-------- SUPPLIED DATA --------

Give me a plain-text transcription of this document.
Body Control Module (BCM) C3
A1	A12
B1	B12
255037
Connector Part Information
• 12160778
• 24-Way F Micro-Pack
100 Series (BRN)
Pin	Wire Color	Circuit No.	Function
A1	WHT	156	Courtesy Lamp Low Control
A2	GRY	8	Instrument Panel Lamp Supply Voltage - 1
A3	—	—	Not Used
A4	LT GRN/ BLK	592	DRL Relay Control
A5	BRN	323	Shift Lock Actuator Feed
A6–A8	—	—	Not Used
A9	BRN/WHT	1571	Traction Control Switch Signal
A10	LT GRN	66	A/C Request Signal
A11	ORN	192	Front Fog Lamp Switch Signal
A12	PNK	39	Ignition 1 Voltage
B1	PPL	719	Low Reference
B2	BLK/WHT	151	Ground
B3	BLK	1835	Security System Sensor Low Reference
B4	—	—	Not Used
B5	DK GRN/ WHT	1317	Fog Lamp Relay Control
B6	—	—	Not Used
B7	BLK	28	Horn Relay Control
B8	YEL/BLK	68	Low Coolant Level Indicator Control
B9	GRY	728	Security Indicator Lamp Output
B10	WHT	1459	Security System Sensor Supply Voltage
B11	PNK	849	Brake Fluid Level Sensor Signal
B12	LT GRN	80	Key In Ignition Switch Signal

--------

- _WHAT TO DO_: Only lines with "Voltage" are wanted here; list each of them.

- _SOLUTION BELOW_:
A2	GRY	8	Instrument Panel Lamp Supply Voltage - 1
A12	PNK	39	Ignition 1 Voltage
B10	WHT	1459	Security System Sensor Supply Voltage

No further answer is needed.